What you need to do: Pick out the lines below that contain the string "OTURMA" and copy them all.

[Figure data in JSON]
-=-=-=-=-
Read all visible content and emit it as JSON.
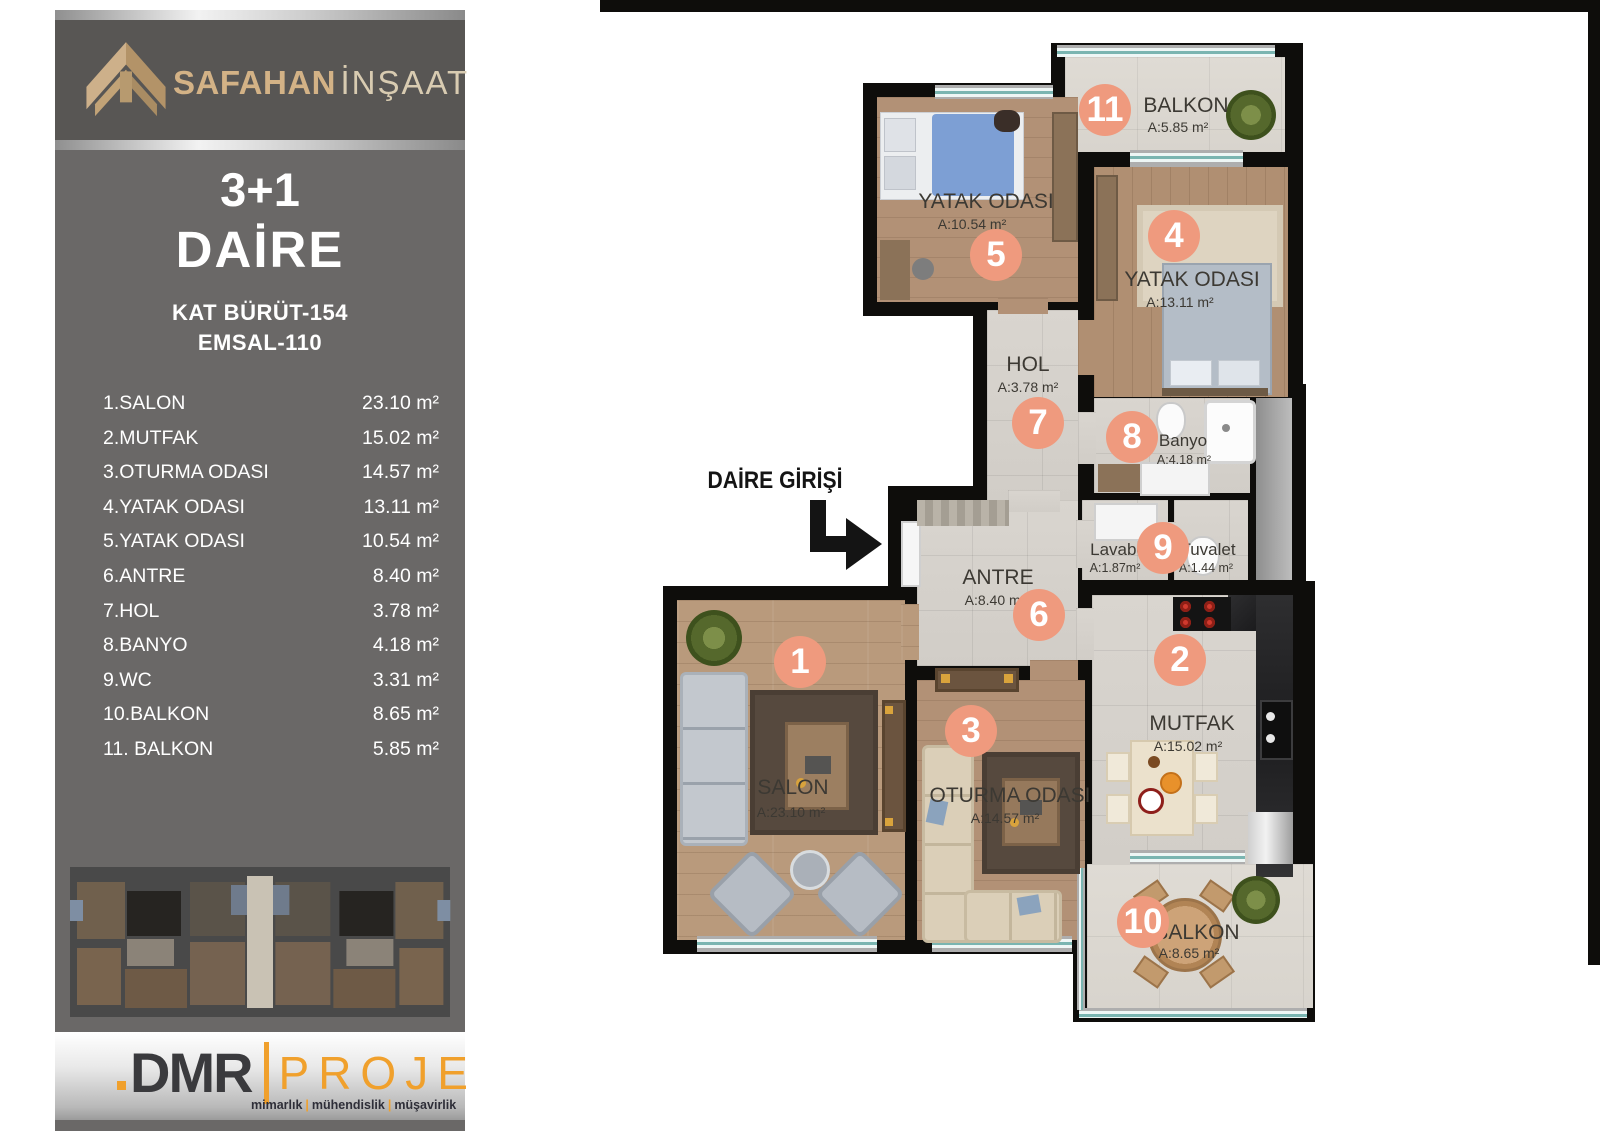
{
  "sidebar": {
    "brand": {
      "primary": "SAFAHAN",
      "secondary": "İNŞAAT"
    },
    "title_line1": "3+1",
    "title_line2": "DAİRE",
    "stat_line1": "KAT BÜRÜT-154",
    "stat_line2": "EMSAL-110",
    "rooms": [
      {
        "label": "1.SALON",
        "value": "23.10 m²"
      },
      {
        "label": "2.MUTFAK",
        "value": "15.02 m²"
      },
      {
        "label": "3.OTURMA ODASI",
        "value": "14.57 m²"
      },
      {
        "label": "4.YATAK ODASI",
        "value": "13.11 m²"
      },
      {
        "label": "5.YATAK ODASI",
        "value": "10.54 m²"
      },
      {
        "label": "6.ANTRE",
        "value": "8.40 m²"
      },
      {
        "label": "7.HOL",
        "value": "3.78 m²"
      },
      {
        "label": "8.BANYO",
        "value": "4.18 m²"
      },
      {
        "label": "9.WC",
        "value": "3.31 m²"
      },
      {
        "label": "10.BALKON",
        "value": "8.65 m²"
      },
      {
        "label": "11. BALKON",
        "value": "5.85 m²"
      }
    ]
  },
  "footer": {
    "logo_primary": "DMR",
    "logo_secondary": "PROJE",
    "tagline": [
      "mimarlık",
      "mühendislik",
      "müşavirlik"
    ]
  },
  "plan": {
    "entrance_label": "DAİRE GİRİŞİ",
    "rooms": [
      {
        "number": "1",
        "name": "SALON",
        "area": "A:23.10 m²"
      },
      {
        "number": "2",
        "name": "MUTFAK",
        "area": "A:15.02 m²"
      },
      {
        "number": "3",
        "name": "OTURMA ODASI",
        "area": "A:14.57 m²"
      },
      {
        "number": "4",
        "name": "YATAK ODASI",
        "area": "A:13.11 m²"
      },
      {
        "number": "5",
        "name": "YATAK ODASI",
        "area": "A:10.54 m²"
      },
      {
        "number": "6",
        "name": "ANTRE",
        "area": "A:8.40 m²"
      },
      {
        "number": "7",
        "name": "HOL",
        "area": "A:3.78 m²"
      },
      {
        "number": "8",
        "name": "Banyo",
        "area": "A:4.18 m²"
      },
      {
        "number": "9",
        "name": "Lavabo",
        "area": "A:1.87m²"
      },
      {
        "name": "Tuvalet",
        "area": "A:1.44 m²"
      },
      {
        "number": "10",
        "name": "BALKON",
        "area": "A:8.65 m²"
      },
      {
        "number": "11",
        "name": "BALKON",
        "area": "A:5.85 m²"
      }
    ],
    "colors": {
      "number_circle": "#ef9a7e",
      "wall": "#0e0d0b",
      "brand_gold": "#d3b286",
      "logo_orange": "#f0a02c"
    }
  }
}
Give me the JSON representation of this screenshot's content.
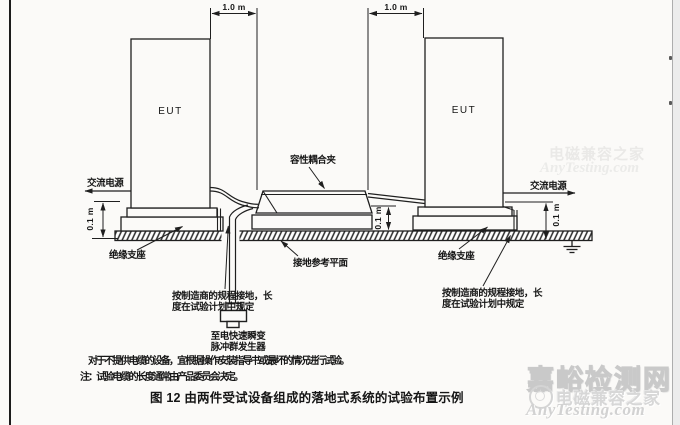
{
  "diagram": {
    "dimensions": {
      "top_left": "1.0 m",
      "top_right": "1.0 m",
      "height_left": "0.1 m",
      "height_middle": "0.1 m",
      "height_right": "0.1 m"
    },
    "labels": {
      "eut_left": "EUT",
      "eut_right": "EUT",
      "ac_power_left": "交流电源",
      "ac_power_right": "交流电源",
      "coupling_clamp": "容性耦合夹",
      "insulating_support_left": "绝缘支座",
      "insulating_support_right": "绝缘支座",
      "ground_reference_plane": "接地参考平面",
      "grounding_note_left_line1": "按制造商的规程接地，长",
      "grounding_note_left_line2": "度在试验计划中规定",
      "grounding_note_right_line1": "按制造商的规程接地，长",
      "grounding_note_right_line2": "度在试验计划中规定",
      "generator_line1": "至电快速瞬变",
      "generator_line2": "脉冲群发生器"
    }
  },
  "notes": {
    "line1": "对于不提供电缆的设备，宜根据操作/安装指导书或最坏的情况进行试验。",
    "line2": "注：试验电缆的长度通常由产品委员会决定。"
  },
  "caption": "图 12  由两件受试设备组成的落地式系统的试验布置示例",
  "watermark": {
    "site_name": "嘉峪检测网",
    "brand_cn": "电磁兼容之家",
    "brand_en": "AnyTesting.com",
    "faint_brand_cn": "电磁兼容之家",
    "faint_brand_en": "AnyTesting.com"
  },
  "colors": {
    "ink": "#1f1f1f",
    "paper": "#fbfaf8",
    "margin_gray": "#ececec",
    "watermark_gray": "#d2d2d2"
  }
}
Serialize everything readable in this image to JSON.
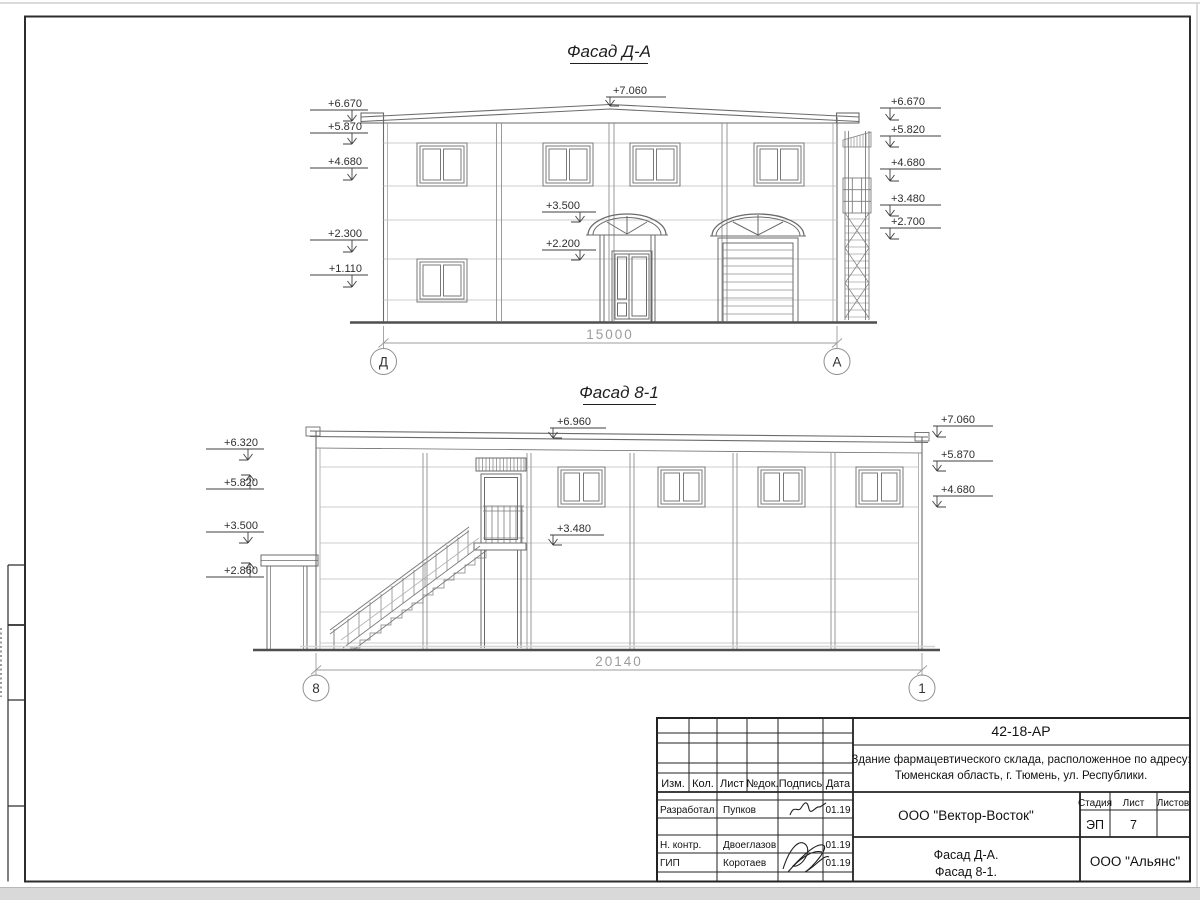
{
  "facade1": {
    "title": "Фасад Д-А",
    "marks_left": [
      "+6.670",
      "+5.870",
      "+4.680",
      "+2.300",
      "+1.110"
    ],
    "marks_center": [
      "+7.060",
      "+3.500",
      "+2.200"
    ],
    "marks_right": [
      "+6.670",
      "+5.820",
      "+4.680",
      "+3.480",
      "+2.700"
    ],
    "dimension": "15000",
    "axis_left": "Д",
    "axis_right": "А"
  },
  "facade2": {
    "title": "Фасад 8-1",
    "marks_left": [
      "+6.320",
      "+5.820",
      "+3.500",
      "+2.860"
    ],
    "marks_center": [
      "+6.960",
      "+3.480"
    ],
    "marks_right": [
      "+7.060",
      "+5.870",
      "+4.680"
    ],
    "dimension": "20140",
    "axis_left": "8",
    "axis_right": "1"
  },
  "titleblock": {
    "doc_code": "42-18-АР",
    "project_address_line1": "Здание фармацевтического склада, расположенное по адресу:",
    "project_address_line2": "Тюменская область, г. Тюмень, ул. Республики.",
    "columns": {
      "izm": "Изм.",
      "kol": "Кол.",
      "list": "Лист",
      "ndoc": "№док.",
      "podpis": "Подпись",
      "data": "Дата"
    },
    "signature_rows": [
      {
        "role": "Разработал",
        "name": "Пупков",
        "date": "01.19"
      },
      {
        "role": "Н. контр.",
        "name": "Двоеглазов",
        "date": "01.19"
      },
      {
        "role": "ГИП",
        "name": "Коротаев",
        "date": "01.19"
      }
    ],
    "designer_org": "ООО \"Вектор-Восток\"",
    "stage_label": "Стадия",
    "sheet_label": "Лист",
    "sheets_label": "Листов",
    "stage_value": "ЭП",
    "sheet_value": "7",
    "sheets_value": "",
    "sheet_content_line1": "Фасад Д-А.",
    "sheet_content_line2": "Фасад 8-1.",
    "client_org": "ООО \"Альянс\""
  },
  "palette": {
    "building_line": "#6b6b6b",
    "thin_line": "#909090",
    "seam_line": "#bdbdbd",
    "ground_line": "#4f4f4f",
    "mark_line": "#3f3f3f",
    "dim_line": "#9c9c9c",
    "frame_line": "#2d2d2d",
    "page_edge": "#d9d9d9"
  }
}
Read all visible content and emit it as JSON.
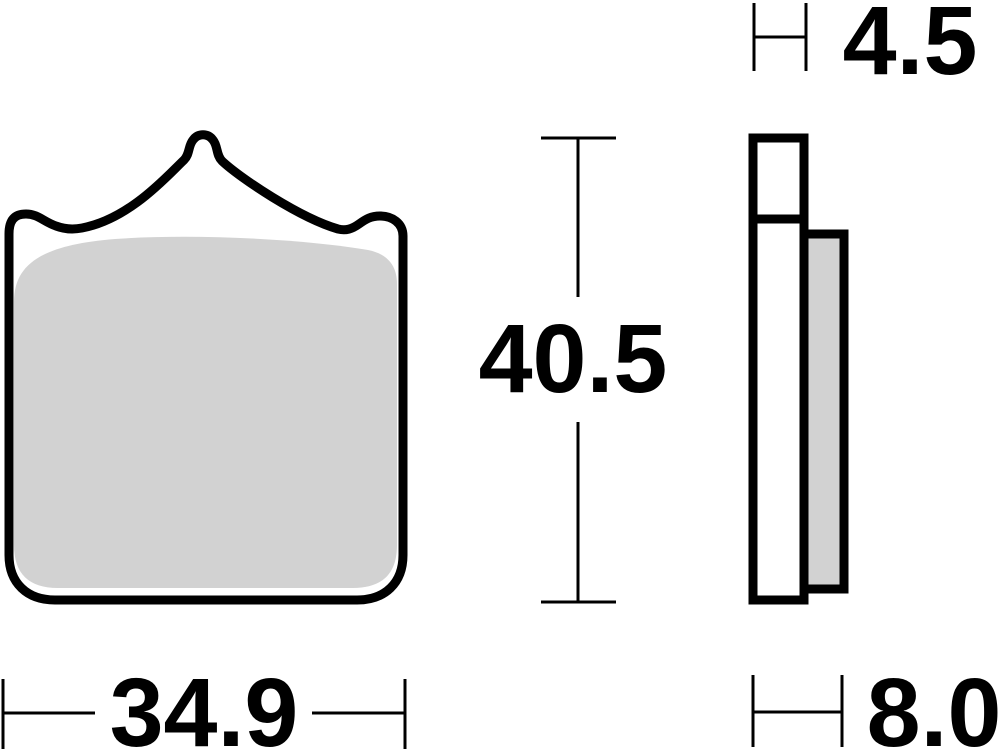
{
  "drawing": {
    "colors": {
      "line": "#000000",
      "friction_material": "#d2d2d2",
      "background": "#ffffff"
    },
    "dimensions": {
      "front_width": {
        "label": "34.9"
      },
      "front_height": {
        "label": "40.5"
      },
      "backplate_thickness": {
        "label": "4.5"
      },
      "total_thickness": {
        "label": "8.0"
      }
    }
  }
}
-=-=-=-=-
Full output:
        "label": "3.OTURMA ODASI",
        "name": "OTURMA ODASI",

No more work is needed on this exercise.